Exercise goal:
Copy out each line in the material below that has the word "massweight".

+---+

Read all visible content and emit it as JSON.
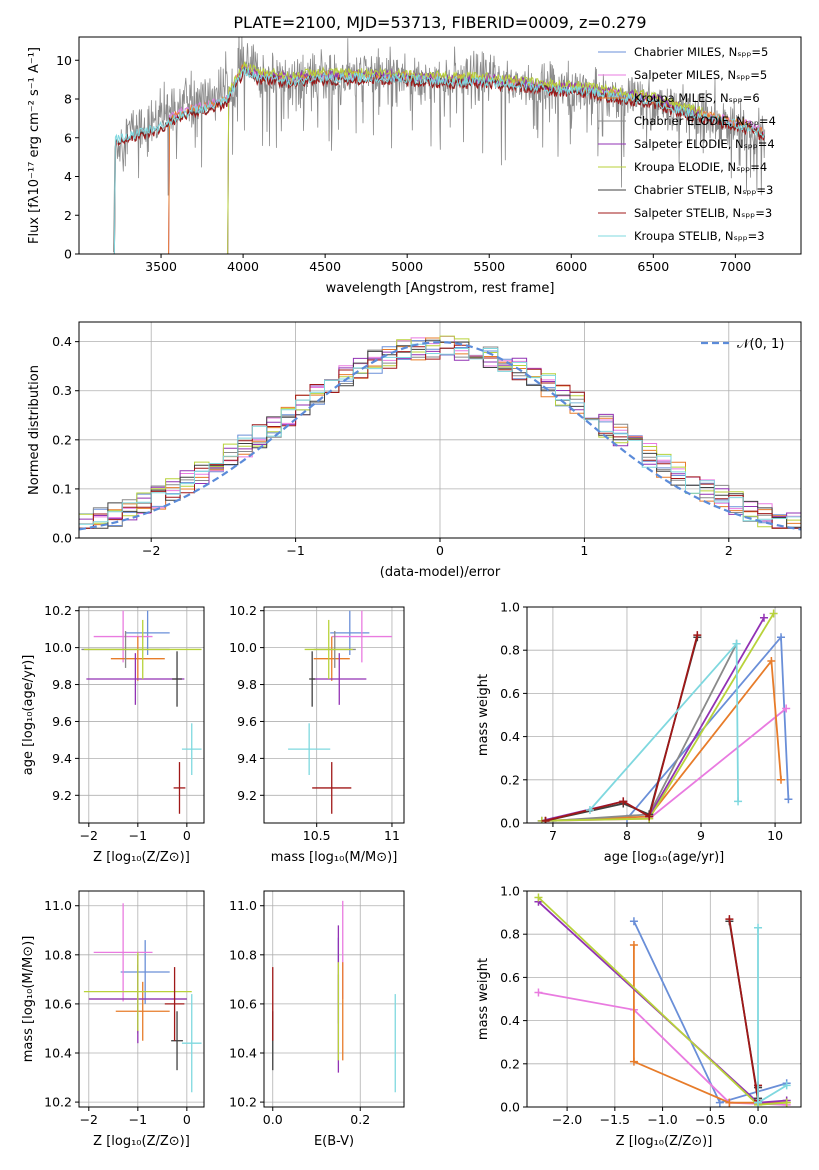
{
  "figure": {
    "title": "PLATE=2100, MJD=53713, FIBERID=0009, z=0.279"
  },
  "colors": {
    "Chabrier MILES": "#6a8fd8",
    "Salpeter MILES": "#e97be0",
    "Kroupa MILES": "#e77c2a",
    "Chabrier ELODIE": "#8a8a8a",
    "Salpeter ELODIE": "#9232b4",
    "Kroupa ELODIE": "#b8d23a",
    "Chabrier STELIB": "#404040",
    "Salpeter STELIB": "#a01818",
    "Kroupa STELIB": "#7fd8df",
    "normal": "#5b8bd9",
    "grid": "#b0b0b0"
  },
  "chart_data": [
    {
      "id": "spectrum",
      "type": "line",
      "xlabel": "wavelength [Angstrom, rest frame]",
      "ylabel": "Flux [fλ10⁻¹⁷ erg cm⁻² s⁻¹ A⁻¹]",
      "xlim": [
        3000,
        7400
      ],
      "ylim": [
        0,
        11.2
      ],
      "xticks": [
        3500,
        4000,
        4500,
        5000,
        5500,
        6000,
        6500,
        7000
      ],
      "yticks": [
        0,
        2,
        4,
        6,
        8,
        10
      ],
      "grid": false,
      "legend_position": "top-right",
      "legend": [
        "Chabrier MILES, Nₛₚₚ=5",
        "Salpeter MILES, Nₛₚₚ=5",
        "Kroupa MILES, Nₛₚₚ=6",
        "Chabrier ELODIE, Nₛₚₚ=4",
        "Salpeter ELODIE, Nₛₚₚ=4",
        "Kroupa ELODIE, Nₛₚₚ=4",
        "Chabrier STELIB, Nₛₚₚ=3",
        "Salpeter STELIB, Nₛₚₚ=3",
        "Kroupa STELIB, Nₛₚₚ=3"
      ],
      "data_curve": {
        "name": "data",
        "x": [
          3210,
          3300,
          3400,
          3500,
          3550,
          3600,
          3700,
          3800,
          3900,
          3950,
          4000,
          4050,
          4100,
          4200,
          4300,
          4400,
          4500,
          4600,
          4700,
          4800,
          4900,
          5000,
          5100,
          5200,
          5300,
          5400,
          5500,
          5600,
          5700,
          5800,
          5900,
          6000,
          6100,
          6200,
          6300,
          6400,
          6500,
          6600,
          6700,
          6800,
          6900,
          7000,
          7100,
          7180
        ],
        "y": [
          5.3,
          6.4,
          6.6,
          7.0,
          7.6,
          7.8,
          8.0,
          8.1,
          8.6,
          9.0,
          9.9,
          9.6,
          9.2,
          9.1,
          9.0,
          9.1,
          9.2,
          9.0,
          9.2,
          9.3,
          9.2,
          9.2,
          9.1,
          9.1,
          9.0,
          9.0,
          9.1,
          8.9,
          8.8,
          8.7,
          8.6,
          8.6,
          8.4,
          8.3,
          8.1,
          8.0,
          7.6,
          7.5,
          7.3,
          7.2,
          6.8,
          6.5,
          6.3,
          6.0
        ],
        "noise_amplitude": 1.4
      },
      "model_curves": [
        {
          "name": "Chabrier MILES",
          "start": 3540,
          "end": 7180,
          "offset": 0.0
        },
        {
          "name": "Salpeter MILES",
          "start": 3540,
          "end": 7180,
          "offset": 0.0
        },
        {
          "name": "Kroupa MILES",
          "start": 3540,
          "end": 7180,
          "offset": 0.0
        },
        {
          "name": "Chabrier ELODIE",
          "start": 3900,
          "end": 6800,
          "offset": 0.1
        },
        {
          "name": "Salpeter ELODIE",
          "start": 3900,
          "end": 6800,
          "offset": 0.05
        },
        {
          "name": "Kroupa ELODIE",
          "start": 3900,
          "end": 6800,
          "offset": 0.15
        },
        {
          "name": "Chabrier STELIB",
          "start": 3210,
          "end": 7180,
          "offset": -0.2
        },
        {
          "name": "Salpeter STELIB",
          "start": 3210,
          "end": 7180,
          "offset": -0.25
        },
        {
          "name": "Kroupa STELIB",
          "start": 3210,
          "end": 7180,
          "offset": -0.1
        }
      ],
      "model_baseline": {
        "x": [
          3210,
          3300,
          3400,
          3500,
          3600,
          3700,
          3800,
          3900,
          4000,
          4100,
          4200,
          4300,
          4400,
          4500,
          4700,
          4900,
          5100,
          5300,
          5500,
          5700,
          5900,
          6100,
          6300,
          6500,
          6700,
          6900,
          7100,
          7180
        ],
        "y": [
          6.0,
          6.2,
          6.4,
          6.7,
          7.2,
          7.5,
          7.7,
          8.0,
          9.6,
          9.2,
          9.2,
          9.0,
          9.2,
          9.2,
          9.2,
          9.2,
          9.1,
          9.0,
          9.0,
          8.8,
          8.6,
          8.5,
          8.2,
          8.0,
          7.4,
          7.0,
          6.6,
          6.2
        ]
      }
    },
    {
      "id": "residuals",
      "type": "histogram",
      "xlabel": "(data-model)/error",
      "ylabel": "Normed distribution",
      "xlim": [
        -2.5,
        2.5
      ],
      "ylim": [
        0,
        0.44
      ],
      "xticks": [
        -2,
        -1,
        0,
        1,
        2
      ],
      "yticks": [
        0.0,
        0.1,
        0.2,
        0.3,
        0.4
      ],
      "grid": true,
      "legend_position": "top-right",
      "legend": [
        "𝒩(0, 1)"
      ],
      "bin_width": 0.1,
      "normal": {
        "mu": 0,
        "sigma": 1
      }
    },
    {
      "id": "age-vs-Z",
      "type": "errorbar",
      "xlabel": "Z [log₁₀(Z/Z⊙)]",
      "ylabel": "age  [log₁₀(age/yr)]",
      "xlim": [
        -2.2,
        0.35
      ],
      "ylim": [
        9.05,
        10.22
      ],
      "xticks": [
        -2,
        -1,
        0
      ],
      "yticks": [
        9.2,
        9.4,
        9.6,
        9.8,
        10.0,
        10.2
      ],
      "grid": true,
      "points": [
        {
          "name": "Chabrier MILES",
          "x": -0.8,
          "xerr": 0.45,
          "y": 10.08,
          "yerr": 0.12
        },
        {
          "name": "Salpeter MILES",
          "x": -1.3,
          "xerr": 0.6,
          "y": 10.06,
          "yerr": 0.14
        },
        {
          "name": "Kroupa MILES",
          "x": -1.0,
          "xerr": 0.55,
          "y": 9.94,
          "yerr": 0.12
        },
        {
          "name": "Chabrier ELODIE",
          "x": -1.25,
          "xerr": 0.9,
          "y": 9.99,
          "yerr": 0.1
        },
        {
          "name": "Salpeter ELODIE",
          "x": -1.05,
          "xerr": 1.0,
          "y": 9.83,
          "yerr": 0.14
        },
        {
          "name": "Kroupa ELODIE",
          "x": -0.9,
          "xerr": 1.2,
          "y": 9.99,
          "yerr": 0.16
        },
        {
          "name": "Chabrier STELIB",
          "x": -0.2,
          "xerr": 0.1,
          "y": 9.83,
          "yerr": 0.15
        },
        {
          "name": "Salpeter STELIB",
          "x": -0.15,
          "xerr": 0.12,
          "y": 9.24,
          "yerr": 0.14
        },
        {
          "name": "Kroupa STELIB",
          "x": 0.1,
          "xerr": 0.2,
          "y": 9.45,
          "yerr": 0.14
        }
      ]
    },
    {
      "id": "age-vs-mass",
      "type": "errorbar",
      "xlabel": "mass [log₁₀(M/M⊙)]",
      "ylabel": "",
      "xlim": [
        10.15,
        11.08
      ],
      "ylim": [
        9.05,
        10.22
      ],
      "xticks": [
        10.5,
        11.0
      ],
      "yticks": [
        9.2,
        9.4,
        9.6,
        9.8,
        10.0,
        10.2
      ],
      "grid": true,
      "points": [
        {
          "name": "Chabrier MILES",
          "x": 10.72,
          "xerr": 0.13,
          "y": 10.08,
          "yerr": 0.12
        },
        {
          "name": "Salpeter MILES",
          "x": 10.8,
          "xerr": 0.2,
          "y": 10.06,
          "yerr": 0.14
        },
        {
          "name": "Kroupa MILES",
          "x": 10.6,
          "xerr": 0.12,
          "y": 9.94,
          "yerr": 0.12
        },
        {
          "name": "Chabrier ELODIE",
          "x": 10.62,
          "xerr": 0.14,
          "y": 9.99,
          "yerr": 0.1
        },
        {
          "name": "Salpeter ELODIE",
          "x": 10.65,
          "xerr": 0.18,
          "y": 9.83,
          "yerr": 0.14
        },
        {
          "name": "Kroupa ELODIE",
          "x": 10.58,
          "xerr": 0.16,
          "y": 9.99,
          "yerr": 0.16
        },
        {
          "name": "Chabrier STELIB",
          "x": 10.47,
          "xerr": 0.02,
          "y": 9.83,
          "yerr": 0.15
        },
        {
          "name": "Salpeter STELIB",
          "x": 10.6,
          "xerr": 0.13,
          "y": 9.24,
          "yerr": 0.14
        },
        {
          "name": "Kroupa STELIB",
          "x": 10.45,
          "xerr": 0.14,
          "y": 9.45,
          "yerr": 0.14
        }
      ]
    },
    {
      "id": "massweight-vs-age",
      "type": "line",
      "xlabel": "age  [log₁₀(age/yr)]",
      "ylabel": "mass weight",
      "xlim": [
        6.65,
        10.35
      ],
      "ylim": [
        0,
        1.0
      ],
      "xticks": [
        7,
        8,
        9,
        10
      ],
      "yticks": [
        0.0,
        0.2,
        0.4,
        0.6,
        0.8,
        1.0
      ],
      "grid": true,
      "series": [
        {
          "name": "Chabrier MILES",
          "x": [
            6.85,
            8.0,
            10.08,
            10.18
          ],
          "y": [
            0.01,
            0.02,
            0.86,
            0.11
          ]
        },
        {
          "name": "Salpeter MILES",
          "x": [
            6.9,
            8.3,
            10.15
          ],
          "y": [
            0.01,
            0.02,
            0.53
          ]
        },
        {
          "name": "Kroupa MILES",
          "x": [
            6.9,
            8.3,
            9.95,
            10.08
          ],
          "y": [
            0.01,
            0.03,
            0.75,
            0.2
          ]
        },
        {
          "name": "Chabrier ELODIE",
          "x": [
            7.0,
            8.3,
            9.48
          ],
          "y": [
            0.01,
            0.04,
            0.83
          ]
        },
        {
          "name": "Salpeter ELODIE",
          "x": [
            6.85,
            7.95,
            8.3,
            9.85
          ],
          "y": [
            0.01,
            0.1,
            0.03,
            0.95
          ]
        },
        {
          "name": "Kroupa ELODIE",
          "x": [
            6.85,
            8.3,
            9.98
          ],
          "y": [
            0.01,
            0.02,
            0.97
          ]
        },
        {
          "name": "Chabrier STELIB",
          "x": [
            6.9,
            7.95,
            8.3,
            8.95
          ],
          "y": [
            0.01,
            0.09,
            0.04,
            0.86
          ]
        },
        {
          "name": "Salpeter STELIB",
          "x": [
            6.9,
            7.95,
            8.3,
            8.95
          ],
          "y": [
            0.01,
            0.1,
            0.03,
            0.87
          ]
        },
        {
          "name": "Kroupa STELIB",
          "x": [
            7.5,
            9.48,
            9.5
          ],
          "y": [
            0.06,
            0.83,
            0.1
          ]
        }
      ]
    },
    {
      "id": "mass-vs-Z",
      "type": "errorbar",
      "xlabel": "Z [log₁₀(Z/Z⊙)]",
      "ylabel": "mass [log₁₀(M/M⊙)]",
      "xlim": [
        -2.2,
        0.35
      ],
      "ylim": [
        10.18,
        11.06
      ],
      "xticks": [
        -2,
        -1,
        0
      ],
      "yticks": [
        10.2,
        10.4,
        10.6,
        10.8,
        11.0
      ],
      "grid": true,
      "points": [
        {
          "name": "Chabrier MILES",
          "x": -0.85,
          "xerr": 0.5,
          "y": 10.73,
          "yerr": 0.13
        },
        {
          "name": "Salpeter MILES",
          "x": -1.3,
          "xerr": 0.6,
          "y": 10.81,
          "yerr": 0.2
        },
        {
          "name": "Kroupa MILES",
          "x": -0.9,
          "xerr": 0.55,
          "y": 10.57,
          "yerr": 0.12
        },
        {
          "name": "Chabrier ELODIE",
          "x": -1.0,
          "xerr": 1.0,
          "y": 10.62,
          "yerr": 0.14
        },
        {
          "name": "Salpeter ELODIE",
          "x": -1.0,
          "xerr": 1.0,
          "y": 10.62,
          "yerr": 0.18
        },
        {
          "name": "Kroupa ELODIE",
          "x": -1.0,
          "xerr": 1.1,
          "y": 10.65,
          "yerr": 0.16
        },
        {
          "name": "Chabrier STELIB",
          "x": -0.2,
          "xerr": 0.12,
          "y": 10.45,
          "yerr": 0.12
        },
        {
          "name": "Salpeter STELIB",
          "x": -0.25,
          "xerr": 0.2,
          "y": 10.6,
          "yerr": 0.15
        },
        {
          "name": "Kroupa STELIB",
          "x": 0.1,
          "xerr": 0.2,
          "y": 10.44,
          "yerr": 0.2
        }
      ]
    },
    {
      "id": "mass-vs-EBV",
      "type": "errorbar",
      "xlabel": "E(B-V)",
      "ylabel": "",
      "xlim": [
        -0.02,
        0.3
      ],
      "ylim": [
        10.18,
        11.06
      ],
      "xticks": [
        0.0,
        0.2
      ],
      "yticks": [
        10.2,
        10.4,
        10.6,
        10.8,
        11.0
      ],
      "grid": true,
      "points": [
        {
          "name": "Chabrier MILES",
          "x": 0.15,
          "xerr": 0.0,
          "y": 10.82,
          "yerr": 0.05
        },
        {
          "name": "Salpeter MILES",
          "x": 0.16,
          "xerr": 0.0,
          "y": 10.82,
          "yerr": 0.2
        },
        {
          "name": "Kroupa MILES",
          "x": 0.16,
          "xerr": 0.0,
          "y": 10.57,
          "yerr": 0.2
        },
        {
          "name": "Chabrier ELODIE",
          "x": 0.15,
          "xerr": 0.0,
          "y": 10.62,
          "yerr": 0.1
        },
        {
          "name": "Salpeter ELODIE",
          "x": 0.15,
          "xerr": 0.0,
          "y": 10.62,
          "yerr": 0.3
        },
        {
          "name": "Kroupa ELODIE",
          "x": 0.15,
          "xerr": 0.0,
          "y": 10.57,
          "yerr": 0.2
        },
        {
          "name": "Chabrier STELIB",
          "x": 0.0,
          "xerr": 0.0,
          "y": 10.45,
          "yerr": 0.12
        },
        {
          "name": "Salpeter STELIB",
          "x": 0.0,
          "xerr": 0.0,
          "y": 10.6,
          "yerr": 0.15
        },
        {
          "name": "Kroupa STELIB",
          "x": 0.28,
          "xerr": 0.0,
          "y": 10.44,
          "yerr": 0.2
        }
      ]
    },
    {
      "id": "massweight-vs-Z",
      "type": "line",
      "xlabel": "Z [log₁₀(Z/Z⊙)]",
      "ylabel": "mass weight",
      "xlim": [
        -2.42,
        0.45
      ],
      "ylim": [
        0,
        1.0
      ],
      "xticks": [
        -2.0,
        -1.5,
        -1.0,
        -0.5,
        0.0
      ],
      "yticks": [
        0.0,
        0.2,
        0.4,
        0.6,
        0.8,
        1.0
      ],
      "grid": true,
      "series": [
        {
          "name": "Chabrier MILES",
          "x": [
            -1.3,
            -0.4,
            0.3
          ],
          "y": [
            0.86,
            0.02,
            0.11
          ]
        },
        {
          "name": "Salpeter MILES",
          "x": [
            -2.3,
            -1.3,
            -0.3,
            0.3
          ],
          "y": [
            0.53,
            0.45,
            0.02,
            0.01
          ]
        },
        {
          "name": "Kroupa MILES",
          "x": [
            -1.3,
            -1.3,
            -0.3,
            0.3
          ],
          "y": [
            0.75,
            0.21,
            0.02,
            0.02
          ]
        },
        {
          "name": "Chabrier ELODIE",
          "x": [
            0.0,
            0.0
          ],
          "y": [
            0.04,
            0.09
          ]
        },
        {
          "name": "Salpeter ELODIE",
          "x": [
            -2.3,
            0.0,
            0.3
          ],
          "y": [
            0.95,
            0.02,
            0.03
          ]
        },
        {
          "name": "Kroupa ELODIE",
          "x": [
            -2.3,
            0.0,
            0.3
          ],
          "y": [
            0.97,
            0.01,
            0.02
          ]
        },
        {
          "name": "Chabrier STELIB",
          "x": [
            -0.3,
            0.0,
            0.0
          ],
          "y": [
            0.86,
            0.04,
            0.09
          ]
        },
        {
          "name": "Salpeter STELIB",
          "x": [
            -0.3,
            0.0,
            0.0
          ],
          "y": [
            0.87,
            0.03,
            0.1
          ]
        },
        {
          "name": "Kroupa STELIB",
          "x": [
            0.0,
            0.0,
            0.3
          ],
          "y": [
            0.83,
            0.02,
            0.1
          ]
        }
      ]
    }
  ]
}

+---+

Problem solution:
      "id": "massweight-vs-age",
      "id": "massweight-vs-Z",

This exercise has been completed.